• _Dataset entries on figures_
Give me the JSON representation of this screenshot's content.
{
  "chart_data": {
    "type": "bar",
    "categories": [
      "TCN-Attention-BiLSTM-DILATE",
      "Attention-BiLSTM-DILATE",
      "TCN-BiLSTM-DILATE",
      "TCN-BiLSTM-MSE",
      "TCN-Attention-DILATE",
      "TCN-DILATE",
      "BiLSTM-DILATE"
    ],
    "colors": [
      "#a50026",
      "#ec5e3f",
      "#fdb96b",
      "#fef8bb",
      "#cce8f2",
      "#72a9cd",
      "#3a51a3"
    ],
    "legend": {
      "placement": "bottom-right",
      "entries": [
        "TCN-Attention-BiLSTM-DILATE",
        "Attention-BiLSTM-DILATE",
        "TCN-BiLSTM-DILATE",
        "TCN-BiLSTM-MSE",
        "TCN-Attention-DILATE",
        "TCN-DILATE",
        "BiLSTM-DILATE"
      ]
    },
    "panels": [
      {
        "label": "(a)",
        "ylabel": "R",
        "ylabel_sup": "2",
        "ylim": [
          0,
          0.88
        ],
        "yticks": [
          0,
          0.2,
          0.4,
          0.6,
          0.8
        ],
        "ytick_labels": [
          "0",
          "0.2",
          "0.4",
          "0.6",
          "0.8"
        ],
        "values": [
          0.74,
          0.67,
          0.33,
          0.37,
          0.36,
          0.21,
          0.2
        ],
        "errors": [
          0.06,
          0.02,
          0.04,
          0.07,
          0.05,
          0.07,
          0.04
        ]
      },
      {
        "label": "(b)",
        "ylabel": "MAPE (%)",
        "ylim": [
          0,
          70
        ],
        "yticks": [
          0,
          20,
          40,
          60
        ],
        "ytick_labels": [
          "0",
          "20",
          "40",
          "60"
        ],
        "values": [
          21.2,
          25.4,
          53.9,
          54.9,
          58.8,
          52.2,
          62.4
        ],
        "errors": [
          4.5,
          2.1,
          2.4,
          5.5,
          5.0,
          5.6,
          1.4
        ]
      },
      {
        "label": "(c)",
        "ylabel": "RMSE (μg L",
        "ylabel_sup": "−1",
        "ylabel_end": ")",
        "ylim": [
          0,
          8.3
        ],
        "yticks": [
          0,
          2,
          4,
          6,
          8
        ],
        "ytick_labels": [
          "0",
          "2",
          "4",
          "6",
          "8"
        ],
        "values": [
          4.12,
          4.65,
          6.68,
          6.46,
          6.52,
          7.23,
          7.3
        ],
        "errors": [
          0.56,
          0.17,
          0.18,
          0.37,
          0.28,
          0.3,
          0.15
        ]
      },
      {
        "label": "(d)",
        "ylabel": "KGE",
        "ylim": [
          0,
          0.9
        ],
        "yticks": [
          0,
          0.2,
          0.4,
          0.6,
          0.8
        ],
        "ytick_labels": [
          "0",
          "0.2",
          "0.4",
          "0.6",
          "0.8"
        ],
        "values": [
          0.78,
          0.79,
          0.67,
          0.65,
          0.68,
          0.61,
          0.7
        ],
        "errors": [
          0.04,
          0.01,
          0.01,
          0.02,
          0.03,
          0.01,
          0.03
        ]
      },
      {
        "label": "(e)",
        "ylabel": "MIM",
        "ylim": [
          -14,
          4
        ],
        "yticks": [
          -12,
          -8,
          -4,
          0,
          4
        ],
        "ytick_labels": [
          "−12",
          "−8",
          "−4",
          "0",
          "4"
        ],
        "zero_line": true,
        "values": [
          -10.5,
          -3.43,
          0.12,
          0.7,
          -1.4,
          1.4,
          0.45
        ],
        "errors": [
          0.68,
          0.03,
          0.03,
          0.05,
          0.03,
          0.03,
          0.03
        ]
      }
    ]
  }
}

• _REQUIREMENT_
Please output the entries above, every line exactly as it reads.

• _RESULT OF THE EXERCISE_
Give me the JSON representation of this screenshot's content.
{
  "chart_data": {
    "type": "bar",
    "categories": [
      "TCN-Attention-BiLSTM-DILATE",
      "Attention-BiLSTM-DILATE",
      "TCN-BiLSTM-DILATE",
      "TCN-BiLSTM-MSE",
      "TCN-Attention-DILATE",
      "TCN-DILATE",
      "BiLSTM-DILATE"
    ],
    "colors": [
      "#a50026",
      "#ec5e3f",
      "#fdb96b",
      "#fef8bb",
      "#cce8f2",
      "#72a9cd",
      "#3a51a3"
    ],
    "legend": {
      "placement": "bottom-right",
      "entries": [
        "TCN-Attention-BiLSTM-DILATE",
        "Attention-BiLSTM-DILATE",
        "TCN-BiLSTM-DILATE",
        "TCN-BiLSTM-MSE",
        "TCN-Attention-DILATE",
        "TCN-DILATE",
        "BiLSTM-DILATE"
      ]
    },
    "panels": [
      {
        "label": "(a)",
        "ylabel": "R",
        "ylabel_sup": "2",
        "ylim": [
          0,
          0.88
        ],
        "yticks": [
          0,
          0.2,
          0.4,
          0.6,
          0.8
        ],
        "ytick_labels": [
          "0",
          "0.2",
          "0.4",
          "0.6",
          "0.8"
        ],
        "values": [
          0.74,
          0.67,
          0.33,
          0.37,
          0.36,
          0.21,
          0.2
        ],
        "errors": [
          0.06,
          0.02,
          0.04,
          0.07,
          0.05,
          0.07,
          0.04
        ]
      },
      {
        "label": "(b)",
        "ylabel": "MAPE (%)",
        "ylim": [
          0,
          70
        ],
        "yticks": [
          0,
          20,
          40,
          60
        ],
        "ytick_labels": [
          "0",
          "20",
          "40",
          "60"
        ],
        "values": [
          21.2,
          25.4,
          53.9,
          54.9,
          58.8,
          52.2,
          62.4
        ],
        "errors": [
          4.5,
          2.1,
          2.4,
          5.5,
          5.0,
          5.6,
          1.4
        ]
      },
      {
        "label": "(c)",
        "ylabel": "RMSE (μg L",
        "ylabel_sup": "−1",
        "ylabel_end": ")",
        "ylim": [
          0,
          8.3
        ],
        "yticks": [
          0,
          2,
          4,
          6,
          8
        ],
        "ytick_labels": [
          "0",
          "2",
          "4",
          "6",
          "8"
        ],
        "values": [
          4.12,
          4.65,
          6.68,
          6.46,
          6.52,
          7.23,
          7.3
        ],
        "errors": [
          0.56,
          0.17,
          0.18,
          0.37,
          0.28,
          0.3,
          0.15
        ]
      },
      {
        "label": "(d)",
        "ylabel": "KGE",
        "ylim": [
          0,
          0.9
        ],
        "yticks": [
          0,
          0.2,
          0.4,
          0.6,
          0.8
        ],
        "ytick_labels": [
          "0",
          "0.2",
          "0.4",
          "0.6",
          "0.8"
        ],
        "values": [
          0.78,
          0.79,
          0.67,
          0.65,
          0.68,
          0.61,
          0.7
        ],
        "errors": [
          0.04,
          0.01,
          0.01,
          0.02,
          0.03,
          0.01,
          0.03
        ]
      },
      {
        "label": "(e)",
        "ylabel": "MIM",
        "ylim": [
          -14,
          4
        ],
        "yticks": [
          -12,
          -8,
          -4,
          0,
          4
        ],
        "ytick_labels": [
          "−12",
          "−8",
          "−4",
          "0",
          "4"
        ],
        "zero_line": true,
        "values": [
          -10.5,
          -3.43,
          0.12,
          0.7,
          -1.4,
          1.4,
          0.45
        ],
        "errors": [
          0.68,
          0.03,
          0.03,
          0.05,
          0.03,
          0.03,
          0.03
        ]
      }
    ]
  }
}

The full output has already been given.